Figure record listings
*****
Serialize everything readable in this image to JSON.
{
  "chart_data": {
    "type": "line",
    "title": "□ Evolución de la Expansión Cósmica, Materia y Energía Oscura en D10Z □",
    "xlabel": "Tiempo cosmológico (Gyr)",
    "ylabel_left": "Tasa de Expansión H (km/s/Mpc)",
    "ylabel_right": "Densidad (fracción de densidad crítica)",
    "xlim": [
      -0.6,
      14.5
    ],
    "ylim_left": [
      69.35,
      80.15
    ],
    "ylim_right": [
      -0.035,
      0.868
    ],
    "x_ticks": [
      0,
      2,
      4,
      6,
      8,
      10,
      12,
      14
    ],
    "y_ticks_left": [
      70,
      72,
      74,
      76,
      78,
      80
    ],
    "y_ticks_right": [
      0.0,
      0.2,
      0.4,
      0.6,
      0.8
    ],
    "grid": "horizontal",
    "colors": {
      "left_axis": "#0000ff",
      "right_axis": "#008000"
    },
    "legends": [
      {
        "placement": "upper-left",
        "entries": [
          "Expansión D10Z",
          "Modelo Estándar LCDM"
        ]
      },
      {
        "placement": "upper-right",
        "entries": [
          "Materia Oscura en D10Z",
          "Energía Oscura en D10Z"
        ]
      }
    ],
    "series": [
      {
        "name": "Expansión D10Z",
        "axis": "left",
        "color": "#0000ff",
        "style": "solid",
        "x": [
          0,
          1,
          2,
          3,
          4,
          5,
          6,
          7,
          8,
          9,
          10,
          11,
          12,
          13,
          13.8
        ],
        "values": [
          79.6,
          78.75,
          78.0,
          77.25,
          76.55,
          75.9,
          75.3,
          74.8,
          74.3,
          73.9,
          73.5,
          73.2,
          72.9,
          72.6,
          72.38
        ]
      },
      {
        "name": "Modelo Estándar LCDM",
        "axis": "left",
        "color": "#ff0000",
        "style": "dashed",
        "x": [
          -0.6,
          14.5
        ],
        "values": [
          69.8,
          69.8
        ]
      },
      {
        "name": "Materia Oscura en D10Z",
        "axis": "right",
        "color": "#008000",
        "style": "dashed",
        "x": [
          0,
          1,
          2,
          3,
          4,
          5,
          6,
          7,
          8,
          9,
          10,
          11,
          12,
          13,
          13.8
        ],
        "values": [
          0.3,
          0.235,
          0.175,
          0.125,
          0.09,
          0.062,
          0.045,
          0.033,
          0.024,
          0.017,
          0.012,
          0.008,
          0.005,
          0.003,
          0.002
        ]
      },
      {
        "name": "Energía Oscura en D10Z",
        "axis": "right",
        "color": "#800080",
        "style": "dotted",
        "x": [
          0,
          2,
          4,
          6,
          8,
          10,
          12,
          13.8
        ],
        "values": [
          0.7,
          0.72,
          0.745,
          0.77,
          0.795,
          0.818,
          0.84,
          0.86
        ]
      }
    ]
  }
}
*****
Task goal —
Locate the word "Estándar" in the data above. Copy every line carrying it.

Solution for this problem —
          "Modelo Estándar LCDM"
        "name": "Modelo Estándar LCDM",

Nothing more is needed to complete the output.